*STATED GOAL*
Copy each line of the entries that contains the word "telson".

--- START DATASET CONTENT ---

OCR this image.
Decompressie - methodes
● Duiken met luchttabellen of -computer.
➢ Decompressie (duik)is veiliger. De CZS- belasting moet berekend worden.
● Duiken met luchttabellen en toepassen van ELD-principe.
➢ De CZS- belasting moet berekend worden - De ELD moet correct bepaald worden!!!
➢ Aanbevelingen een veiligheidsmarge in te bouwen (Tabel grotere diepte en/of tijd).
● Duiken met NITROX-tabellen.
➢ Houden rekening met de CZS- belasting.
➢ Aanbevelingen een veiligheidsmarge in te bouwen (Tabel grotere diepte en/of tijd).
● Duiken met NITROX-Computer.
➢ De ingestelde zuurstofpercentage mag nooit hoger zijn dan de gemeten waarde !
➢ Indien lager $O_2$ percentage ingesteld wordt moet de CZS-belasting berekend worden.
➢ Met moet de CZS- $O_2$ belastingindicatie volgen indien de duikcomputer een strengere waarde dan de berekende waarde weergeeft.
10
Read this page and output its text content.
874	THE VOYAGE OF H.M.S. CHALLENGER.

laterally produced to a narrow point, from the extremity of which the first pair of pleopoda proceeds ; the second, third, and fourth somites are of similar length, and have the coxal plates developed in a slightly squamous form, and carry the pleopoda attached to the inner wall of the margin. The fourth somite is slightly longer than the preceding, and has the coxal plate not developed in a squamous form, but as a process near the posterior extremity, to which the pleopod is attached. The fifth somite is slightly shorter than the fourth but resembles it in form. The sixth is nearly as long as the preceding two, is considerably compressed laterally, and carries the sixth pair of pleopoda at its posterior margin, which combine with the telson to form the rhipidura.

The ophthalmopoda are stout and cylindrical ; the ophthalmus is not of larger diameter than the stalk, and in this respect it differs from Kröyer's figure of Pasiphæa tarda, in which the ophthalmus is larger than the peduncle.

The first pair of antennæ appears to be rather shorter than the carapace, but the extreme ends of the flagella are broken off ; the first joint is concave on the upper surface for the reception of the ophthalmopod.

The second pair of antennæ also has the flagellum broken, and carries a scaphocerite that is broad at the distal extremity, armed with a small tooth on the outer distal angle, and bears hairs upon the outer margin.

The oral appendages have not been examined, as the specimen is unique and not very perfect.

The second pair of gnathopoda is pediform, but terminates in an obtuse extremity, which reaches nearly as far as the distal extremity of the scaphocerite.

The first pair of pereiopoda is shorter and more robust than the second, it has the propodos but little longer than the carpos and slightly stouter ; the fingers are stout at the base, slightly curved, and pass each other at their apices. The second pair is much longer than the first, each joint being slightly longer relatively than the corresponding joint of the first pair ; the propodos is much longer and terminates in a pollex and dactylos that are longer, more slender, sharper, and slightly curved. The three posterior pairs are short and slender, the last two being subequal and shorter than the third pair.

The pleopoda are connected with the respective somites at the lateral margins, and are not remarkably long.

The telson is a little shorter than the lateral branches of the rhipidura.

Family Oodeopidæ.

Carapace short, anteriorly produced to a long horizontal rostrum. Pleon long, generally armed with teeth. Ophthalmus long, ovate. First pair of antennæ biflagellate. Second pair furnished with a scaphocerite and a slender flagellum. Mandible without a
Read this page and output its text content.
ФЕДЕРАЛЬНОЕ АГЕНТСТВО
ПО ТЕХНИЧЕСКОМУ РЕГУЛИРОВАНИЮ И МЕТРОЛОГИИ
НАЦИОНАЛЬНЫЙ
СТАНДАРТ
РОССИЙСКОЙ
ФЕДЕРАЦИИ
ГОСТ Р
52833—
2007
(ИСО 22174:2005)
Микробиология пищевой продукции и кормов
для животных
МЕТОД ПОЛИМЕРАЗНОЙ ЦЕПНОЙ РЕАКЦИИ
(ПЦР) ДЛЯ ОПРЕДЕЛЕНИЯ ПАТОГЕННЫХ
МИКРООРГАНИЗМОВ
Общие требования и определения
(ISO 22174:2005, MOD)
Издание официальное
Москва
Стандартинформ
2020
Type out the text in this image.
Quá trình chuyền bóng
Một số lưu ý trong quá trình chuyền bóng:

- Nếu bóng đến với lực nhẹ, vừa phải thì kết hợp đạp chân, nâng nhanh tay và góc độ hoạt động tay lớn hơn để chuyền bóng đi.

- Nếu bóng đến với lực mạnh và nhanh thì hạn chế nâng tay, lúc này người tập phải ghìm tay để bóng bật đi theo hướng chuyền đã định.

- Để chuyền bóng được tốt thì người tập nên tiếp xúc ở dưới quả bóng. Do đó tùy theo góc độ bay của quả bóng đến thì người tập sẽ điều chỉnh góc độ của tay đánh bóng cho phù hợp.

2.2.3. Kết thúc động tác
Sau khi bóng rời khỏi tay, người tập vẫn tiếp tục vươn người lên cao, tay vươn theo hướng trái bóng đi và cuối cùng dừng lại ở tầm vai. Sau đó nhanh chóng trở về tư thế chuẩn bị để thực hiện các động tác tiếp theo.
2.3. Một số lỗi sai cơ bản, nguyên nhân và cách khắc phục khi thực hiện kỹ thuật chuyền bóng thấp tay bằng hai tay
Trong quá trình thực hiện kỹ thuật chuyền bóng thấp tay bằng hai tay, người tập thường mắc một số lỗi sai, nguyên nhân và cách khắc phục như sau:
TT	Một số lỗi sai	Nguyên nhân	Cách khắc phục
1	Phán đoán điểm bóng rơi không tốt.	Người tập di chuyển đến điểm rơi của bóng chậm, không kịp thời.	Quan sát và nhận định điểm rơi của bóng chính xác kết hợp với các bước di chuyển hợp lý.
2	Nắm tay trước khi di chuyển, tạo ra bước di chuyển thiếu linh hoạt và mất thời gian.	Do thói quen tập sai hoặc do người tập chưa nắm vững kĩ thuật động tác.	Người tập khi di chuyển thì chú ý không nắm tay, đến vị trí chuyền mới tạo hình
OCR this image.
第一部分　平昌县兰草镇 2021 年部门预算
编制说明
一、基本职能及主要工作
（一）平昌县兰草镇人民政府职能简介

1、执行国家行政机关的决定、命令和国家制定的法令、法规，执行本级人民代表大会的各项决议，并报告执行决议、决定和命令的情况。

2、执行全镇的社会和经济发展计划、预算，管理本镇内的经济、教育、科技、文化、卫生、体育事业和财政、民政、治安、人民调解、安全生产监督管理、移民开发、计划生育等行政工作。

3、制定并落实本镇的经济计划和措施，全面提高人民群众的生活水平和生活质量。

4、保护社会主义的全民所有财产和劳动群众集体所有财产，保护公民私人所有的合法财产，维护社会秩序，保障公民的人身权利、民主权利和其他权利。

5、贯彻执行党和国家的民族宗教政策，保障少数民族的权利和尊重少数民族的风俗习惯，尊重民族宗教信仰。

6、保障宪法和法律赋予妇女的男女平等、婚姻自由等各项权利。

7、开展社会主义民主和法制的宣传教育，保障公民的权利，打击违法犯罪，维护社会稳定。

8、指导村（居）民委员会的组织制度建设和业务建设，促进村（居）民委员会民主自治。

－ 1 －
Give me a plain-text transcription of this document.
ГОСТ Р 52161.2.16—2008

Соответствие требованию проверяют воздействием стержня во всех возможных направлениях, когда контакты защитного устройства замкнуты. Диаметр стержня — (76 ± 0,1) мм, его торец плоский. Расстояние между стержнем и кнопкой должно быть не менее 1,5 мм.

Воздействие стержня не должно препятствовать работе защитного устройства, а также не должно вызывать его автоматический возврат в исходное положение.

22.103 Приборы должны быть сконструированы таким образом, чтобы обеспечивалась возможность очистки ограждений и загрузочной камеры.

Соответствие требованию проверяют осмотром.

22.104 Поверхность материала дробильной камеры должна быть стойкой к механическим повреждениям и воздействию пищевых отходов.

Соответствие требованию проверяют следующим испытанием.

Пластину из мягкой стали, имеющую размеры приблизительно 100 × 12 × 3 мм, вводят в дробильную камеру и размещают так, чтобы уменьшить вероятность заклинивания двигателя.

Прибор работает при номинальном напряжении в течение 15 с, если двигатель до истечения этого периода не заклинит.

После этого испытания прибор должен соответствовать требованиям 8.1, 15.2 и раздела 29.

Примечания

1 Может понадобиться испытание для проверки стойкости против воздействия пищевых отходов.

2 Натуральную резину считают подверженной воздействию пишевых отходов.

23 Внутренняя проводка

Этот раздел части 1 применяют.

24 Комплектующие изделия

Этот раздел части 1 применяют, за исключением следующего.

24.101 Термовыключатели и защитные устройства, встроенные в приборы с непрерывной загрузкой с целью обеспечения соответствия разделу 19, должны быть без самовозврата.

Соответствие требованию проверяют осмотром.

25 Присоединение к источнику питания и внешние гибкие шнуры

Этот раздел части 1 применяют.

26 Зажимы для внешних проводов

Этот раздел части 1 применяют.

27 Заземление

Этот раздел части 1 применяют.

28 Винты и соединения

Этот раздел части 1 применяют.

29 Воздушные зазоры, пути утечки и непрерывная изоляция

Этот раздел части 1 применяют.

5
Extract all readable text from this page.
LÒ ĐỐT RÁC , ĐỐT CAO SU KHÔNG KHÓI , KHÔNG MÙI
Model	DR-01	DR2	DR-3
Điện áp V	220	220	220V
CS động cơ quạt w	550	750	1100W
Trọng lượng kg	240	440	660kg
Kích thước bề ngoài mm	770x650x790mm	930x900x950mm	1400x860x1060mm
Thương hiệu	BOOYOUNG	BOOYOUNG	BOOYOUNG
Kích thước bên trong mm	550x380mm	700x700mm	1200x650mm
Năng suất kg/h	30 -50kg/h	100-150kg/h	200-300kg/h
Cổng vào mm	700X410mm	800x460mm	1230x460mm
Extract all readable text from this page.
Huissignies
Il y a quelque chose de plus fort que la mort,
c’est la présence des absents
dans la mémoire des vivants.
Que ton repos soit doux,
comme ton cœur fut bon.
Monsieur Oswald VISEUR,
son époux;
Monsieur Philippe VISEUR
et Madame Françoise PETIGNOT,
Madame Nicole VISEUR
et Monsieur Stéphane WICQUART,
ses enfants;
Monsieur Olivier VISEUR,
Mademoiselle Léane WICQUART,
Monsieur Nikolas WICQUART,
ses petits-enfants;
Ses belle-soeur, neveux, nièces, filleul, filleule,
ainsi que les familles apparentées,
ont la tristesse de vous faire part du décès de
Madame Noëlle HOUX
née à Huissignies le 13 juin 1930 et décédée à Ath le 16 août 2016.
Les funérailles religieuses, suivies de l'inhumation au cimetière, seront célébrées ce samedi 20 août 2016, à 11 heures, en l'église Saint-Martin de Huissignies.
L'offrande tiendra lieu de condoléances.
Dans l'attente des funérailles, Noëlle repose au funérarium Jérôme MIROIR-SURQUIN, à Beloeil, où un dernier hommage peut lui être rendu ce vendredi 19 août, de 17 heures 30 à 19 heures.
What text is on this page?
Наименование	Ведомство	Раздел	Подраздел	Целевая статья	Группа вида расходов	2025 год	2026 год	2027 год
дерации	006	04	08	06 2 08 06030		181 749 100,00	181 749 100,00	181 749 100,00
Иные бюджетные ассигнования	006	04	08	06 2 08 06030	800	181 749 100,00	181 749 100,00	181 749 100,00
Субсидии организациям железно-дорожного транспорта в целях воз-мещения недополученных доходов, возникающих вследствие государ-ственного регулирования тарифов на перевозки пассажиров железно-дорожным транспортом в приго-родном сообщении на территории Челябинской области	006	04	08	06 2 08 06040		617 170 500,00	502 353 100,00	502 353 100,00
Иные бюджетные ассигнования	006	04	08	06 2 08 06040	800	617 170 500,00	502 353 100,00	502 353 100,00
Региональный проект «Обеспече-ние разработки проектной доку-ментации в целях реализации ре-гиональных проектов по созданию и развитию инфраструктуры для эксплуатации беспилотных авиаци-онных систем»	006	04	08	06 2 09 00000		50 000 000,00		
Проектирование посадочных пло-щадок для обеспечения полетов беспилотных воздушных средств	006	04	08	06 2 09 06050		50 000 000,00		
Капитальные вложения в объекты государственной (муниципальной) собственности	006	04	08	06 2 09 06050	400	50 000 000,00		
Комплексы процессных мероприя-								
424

--- END DATASET CONTENT ---

*SOLUTION BELOW*
laterally produced to a narrow point, from the extremity of which the first pair of pleopoda proceeds ; the second, third, and fourth somites are of similar length, and have the coxal plates developed in a slightly squamous form, and carry the pleopoda attached to the inner wall of the margin. The fourth somite is slightly longer than the preceding, and has the coxal plate not developed in a squamous form, but as a process near the posterior extremity, to which the pleopod is attached. The fifth somite is slightly shorter than the fourth but resembles it in form. The sixth is nearly as long as the preceding two, is considerably compressed laterally, and carries the sixth pair of pleopoda at its posterior margin, which combine with the telson to form the rhipidura.
The telson is a little shorter than the lateral branches of the rhipidura.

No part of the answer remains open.